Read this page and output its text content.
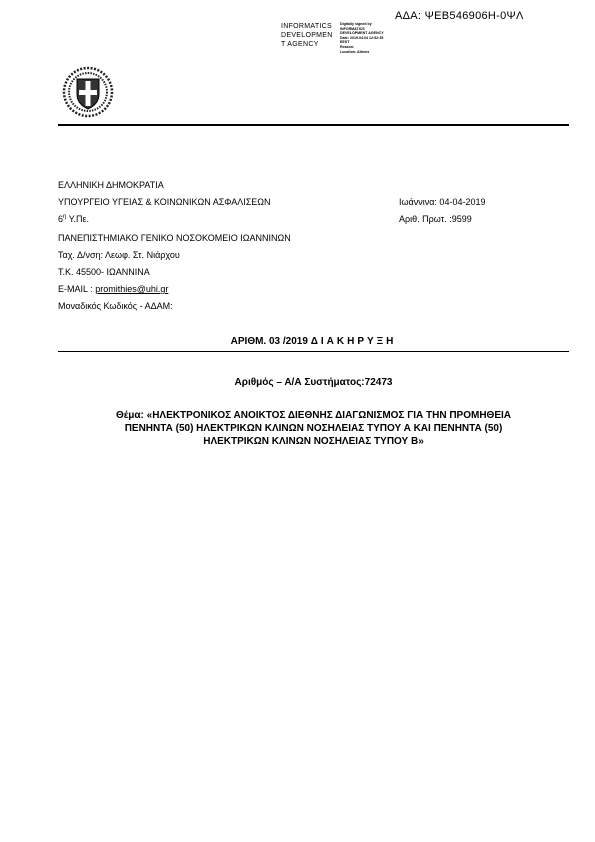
ΑΔΑ: ΨΕΒ546906Η-0ΨΛ
INFORMATICS
DEVELOPMEN
T AGENCY
Digitally signed by
INFORMATICS
DEVELOPMENT AGENCY
Date: 2019.04.04 12:52:35
EEST
Reason:
Location: Athens
ΕΛΛΗΝΙΚΗ ΔΗΜΟΚΡΑΤΙΑ
ΥΠΟΥΡΓΕΙΟ ΥΓΕΙΑΣ & ΚΟΙΝΩΝΙΚΩΝ ΑΣΦΑΛΙΣΕΩΝ
$6^\eta$ Υ.Πε.
ΠΑΝΕΠΙΣΤΗΜΙΑΚΟ ΓΕΝΙΚΟ ΝΟΣΟΚΟΜΕΙΟ ΙΩΑΝΝΙΝΩΝ
Ταχ. Δ/νση: Λεωφ. Στ. Νιάρχου
Τ.Κ. 45500- ΙΩΑΝΝΙΝΑ
E-MAIL : promithies@uhi.gr
Μοναδικός Κωδικός - ΑΔΑΜ:
Ιωάννινα: 04-04-2019
Αριθ. Πρωτ. :9599
ΑΡΙΘΜ. 03 /2019 ΔΙΑΚΗΡΥΞΗ
Αριθμός – Α/Α Συστήματος:72473
Θέμα: «ΗΛΕΚΤΡΟΝΙΚΟΣ ΑΝΟΙΚΤΟΣ ΔΙΕΘΝΗΣ ΔΙΑΓΩΝΙΣΜΟΣ ΓΙΑ ΤΗΝ ΠΡΟΜΗΘΕΙΑ
ΠΕΝΗΝΤΑ (50) ΗΛΕΚΤΡΙΚΩΝ ΚΛΙΝΩΝ ΝΟΣΗΛΕΙΑΣ ΤΥΠΟΥ Α ΚΑΙ ΠΕΝΗΝΤΑ (50)
ΗΛΕΚΤΡΙΚΩΝ ΚΛΙΝΩΝ ΝΟΣΗΛΕΙΑΣ ΤΥΠΟΥ Β»
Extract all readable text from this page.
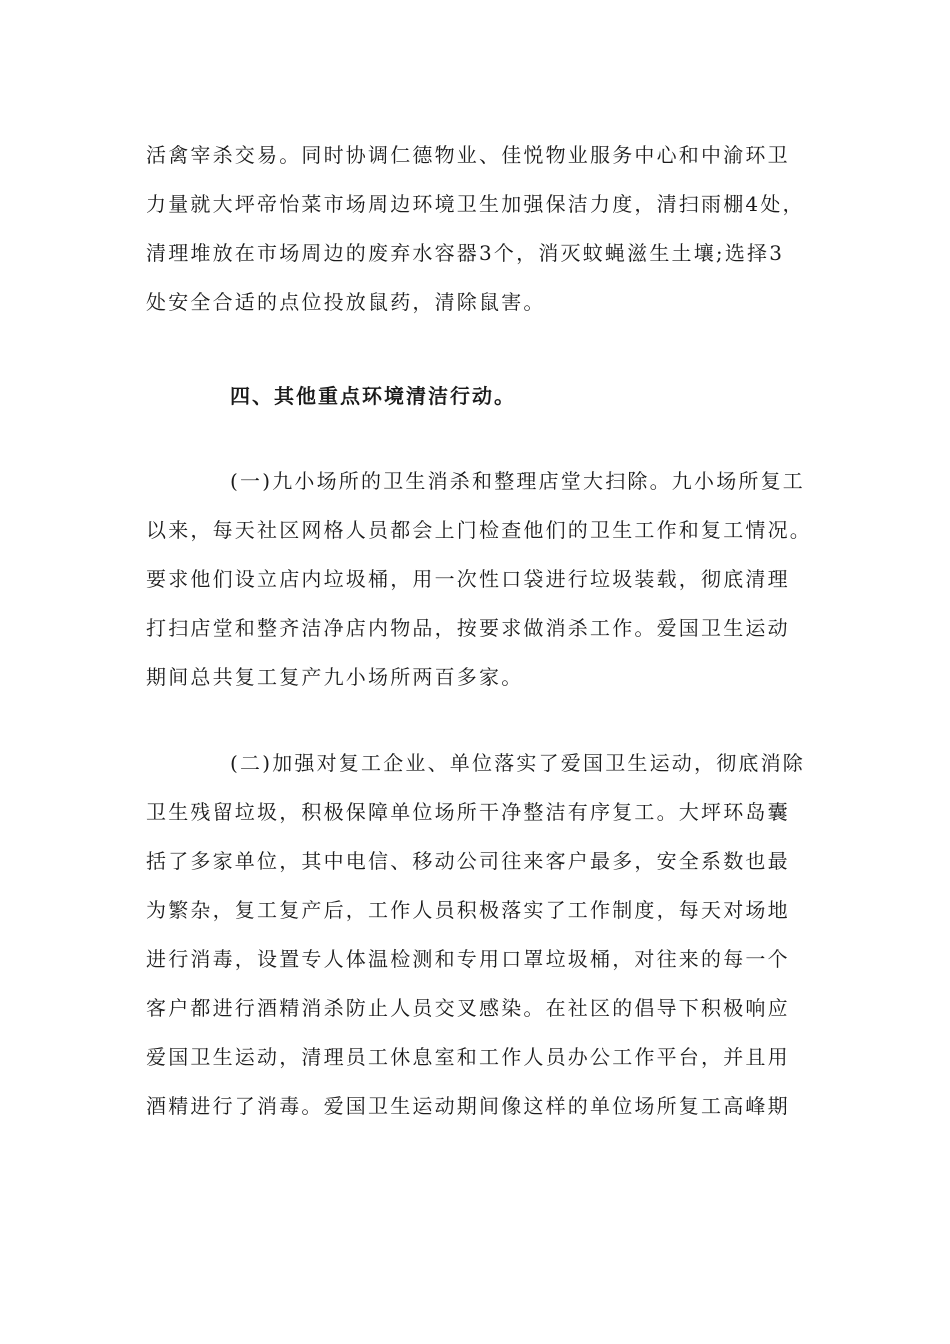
活禽宰杀交易。同时协调仁德物业、佳悦物业服务中心和中渝环卫
力量就大坪帝怡菜市场周边环境卫生加强保洁力度，清扫雨棚4处，
清理堆放在市场周边的废弃水容器3个，消灭蚊蝇滋生土壤;选择3
处安全合适的点位投放鼠药，清除鼠害。
四、其他重点环境清洁行动。
(一)九小场所的卫生消杀和整理店堂大扫除。九小场所复工
以来，每天社区网格人员都会上门检查他们的卫生工作和复工情况。
要求他们设立店内垃圾桶，用一次性口袋进行垃圾装载，彻底清理
打扫店堂和整齐洁净店内物品，按要求做消杀工作。爱国卫生运动
期间总共复工复产九小场所两百多家。
(二)加强对复工企业、单位落实了爱国卫生运动，彻底消除
卫生残留垃圾，积极保障单位场所干净整洁有序复工。大坪环岛囊
括了多家单位，其中电信、移动公司往来客户最多，安全系数也最
为繁杂，复工复产后，工作人员积极落实了工作制度，每天对场地
进行消毒，设置专人体温检测和专用口罩垃圾桶，对往来的每一个
客户都进行酒精消杀防止人员交叉感染。在社区的倡导下积极响应
爱国卫生运动，清理员工休息室和工作人员办公工作平台，并且用
酒精进行了消毒。爱国卫生运动期间像这样的单位场所复工高峰期
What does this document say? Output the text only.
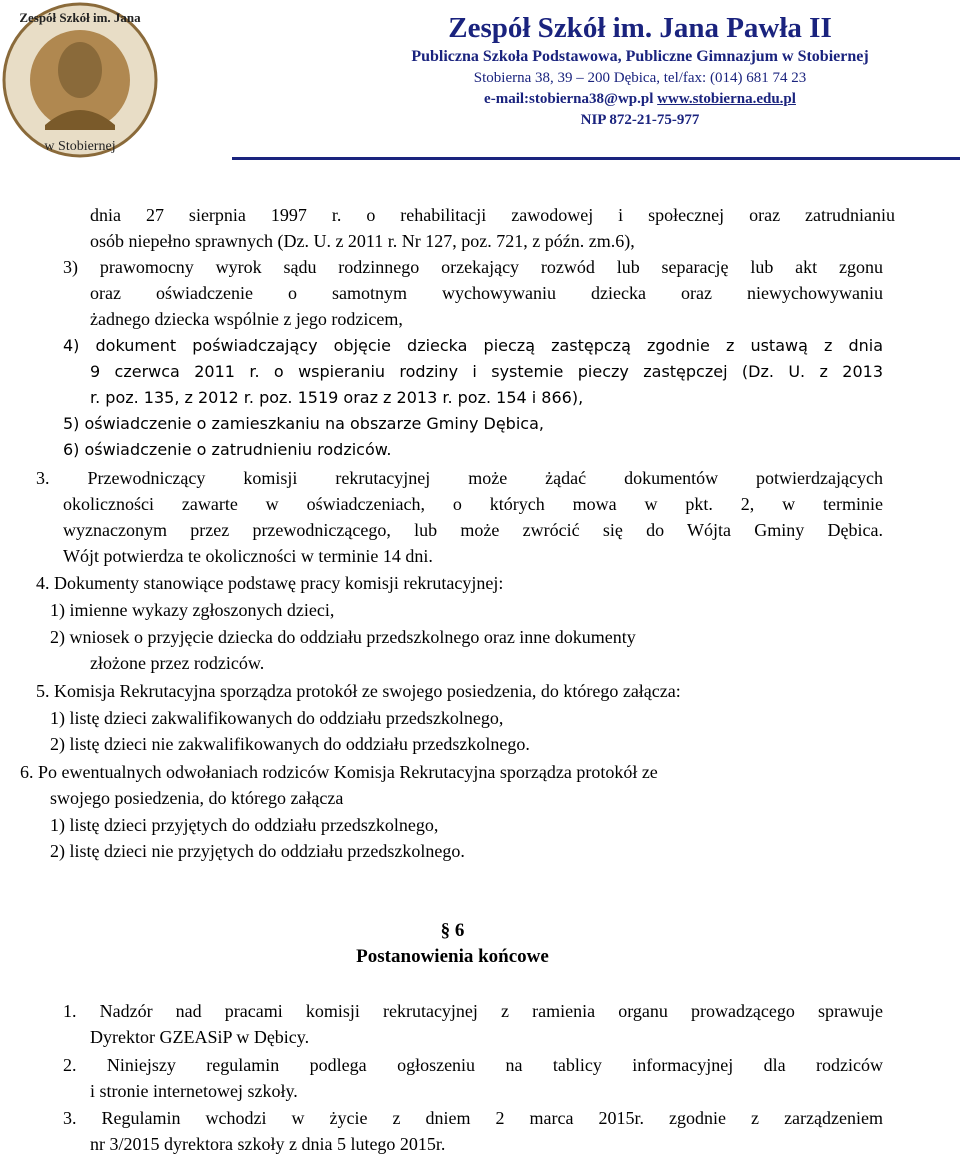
w Stobiernej
Zespół Szkół im. Jana	Zespół Szkół im. Jana Pawła II
Publiczna Szkoła Podstawowa, Publiczne Gimnazjum w Stobiernej
Stobierna 38, 39 – 200 Dębica, tel/fax: (014) 681 74 23
e-mail:stobierna38@wp.pl www.stobierna.edu.pl
NIP 872-21-75-977
dnia 27 sierpnia 1997 r. o rehabilitacji zawodowej i społecznej oraz zatrudnianiu
osób niepełno sprawnych (Dz. U. z 2011 r. Nr 127, poz. 721, z późn. zm.6),
3) prawomocny wyrok sądu rodzinnego orzekający rozwód lub separację lub akt zgonu
oraz oświadczenie o samotnym wychowywaniu dziecka oraz niewychowywaniu
żadnego dziecka wspólnie z jego rodzicem,
4) dokument poświadczający objęcie dziecka pieczą zastępczą zgodnie z ustawą z dnia
9 czerwca 2011 r. o wspieraniu rodziny i systemie pieczy zastępczej (Dz. U. z 2013
r. poz. 135, z 2012 r. poz. 1519 oraz z 2013 r. poz. 154 i 866),
5) oświadczenie o zamieszkaniu na obszarze Gminy Dębica,
6) oświadczenie o zatrudnieniu rodziców.
3. Przewodniczący komisji rekrutacyjnej może żądać dokumentów potwierdzających
okoliczności zawarte w oświadczeniach, o których mowa w pkt. 2, w terminie
wyznaczonym przez przewodniczącego, lub może zwrócić się do Wójta Gminy Dębica.
Wójt potwierdza te okoliczności w terminie 14 dni.
4. Dokumenty stanowiące podstawę pracy komisji rekrutacyjnej:
1) imienne wykazy zgłoszonych dzieci,
2) wniosek o przyjęcie dziecka do oddziału przedszkolnego oraz inne dokumenty
złożone przez rodziców.
5. Komisja Rekrutacyjna sporządza protokół ze swojego posiedzenia, do którego załącza:
1) listę dzieci zakwalifikowanych do oddziału przedszkolnego,
2) listę dzieci nie zakwalifikowanych do oddziału przedszkolnego.
6. Po ewentualnych odwołaniach rodziców Komisja Rekrutacyjna sporządza protokół ze
swojego posiedzenia, do którego załącza
1) listę dzieci przyjętych do oddziału przedszkolnego,
2) listę dzieci nie przyjętych do oddziału przedszkolnego.
§ 6
Postanowienia końcowe
1. Nadzór nad pracami komisji rekrutacyjnej z ramienia organu prowadzącego sprawuje
Dyrektor GZEASiP w Dębicy.
2. Niniejszy regulamin podlega ogłoszeniu na tablicy informacyjnej dla rodziców
i stronie internetowej szkoły.
3. Regulamin wchodzi w życie z dniem 2 marca 2015r. zgodnie z zarządzeniem
nr 3/2015 dyrektora szkoły z dnia 5 lutego 2015r.
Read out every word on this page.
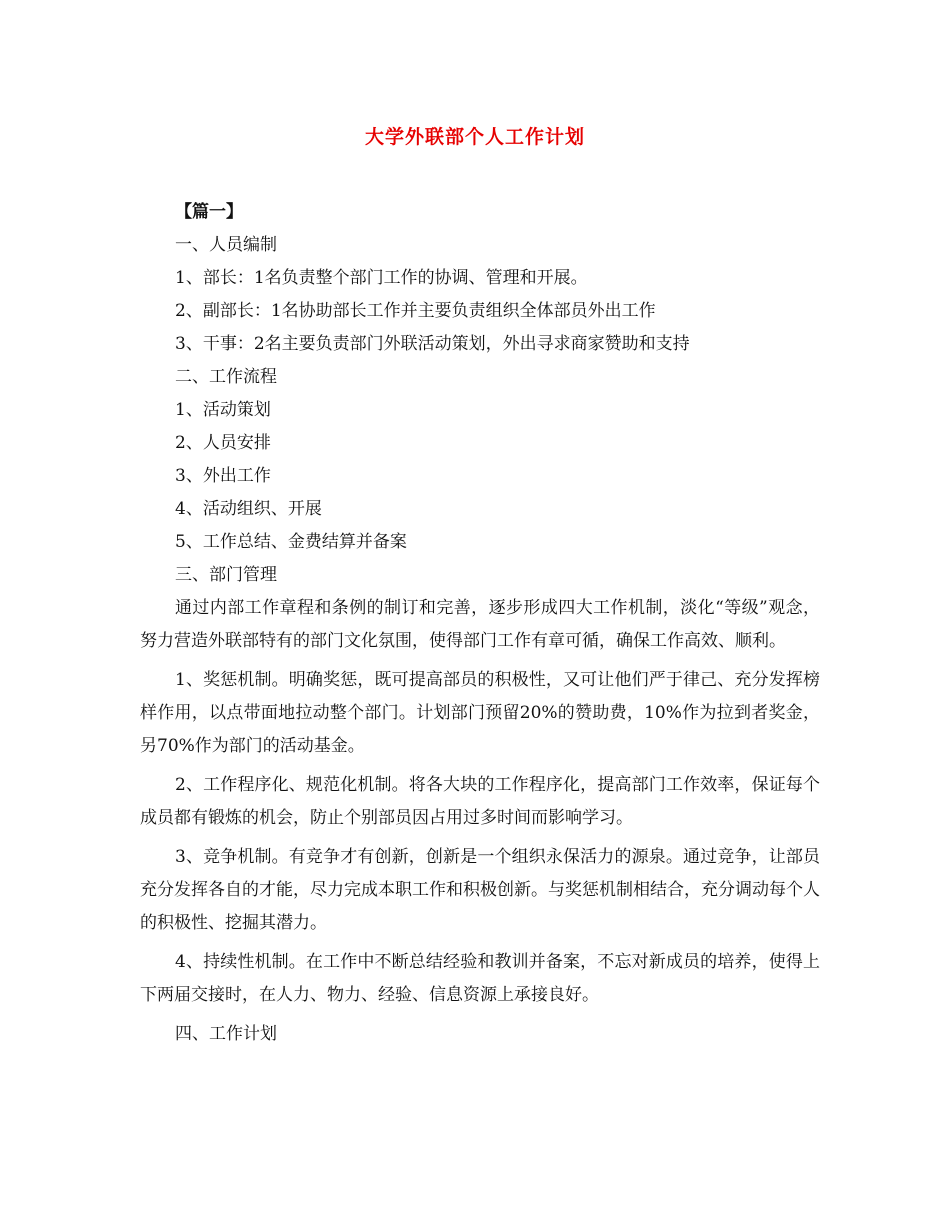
大学外联部个人工作计划
【篇一】
一、人员编制
1、部长：1名负责整个部门工作的协调、管理和开展。
2、副部长：1名协助部长工作并主要负责组织全体部员外出工作
3、干事：2名主要负责部门外联活动策划，外出寻求商家赞助和支持
二、工作流程
1、活动策划
2、人员安排
3、外出工作
4、活动组织、开展
5、工作总结、金费结算并备案
三、部门管理
通过内部工作章程和条例的制订和完善，逐步形成四大工作机制，淡化“等级”观念，努力营造外联部特有的部门文化氛围，使得部门工作有章可循，确保工作高效、顺利。
1、奖惩机制。明确奖惩，既可提高部员的积极性，又可让他们严于律己、充分发挥榜样作用，以点带面地拉动整个部门。计划部门预留20%的赞助费，10%作为拉到者奖金，另70%作为部门的活动基金。
2、工作程序化、规范化机制。将各大块的工作程序化，提高部门工作效率，保证每个成员都有锻炼的机会，防止个别部员因占用过多时间而影响学习。
3、竞争机制。有竞争才有创新，创新是一个组织永保活力的源泉。通过竞争，让部员充分发挥各自的才能，尽力完成本职工作和积极创新。与奖惩机制相结合，充分调动每个人的积极性、挖掘其潜力。
4、持续性机制。在工作中不断总结经验和教训并备案，不忘对新成员的培养，使得上下两届交接时，在人力、物力、经验、信息资源上承接良好。
四、工作计划
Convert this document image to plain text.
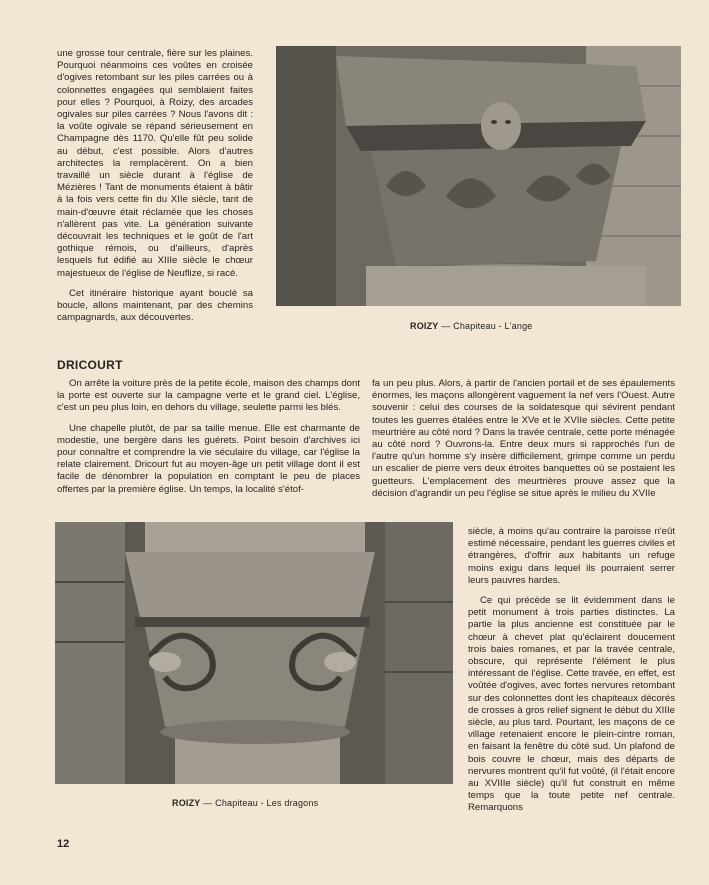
une grosse tour centrale, fière sur les plaines. Pourquoi néanmoins ces voûtes en croisée d'ogives retombant sur les piles carrées ou à colonnettes engagées qui semblaient faites pour elles ? Pourquoi, à Roizy, des arcades ogivales sur piles carrées ? Nous l'avons dit : la voûte ogivale se répand sérieusement en Champagne dès 1170. Qu'elle fût peu solide au début, c'est possible. Alors d'autres architectes la remplacèrent. On a bien travaillé un siècle durant à l'église de Mézières ! Tant de monuments étaient à bâtir à la fois vers cette fin du XIIe siècle, tant de main-d'œuvre était réclamée que les choses n'allèrent pas vite. La génération suivante découvrait les techniques et le goût de l'art gothique rémois, ou d'ailleurs, d'après lesquels fut édifié au XIIIe siècle le chœur majestueux de l'église de Neuflize, si racé.

Cet itinéraire historique ayant bouclé sa boucle, allons maintenant, par des chemins campagnards, aux découvertes.

ROIZY — Chapiteau - L'ange

DRICOURT

On arrête la voiture près de la petite école, maison des champs dont la porte est ouverte sur la campagne verte et le grand ciel. L'église, c'est un peu plus loin, en dehors du village, seulette parmi les blés.

Une chapelle plutôt, de par sa taille menue. Elle est charmante de modestie, une bergère dans les guérets. Point besoin d'archives ici pour connaître et comprendre la vie séculaire du village, car l'église la relate clairement. Dricourt fut au moyen-âge un petit village dont il est facile de dénombrer la population en comptant le peu de places offertes par la première église. Un temps, la localité s'étof-

fa un peu plus. Alors, à partir de l'ancien portail et de ses épaulements énormes, les maçons allongèrent vaguement la nef vers l'Ouest. Autre souvenir : celui des courses de la soldatesque qui sévirent pendant toutes les guerres étalées entre le XVe et le XVIIe siècles. Cette petite meurtrière au côté nord ? Dans la travée centrale, cette porte ménagée au côté nord ? Ouvrons-la. Entre deux murs si rapprochés l'un de l'autre qu'un homme s'y insère difficilement, grimpe comme un perdu un escalier de pierre vers deux étroites banquettes où se postaient les guetteurs. L'emplacement des meurtrières prouve assez que la décision d'agrandir un peu l'église se situe après le milieu du XVIIe

ROIZY — Chapiteau - Les dragons

siècle, à moins qu'au contraire la paroisse n'eût estimé nécessaire, pendant les guerres civiles et étrangères, d'offrir aux habitants un refuge moins exigu dans lequel ils pourraient serrer leurs pauvres hardes.

Ce qui précède se lit évidemment dans le petit monument à trois parties distinctes. La partie la plus ancienne est constituée par le chœur à chevet plat qu'éclairent doucement trois baies romanes, et par la travée centrale, obscure, qui représente l'élément le plus intéressant de l'église. Cette travée, en effet, est voûtée d'ogives, avec fortes nervures retombant sur des colonnettes dont les chapiteaux décorés de crosses à gros relief signent le début du XIIIe siècle, au plus tard. Pourtant, les maçons de ce village retenaient encore le plein-cintre roman, en faisant la fenêtre du côté sud. Un plafond de bois couvre le chœur, mais des départs de nervures montrent qu'il fut voûté, (il l'était encore au XVIIIe siècle) qu'il fut construit en même temps que la toute petite nef centrale. Remarquons

12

==========

## Work to be completed
Locate all lines holding the word "zakwalifikowanych", then copy them out.

## Written answer
1) listę dzieci zakwalifikowanych do oddziału przedszkolnego,
2) listę dzieci nie zakwalifikowanych do oddziału przedszkolnego.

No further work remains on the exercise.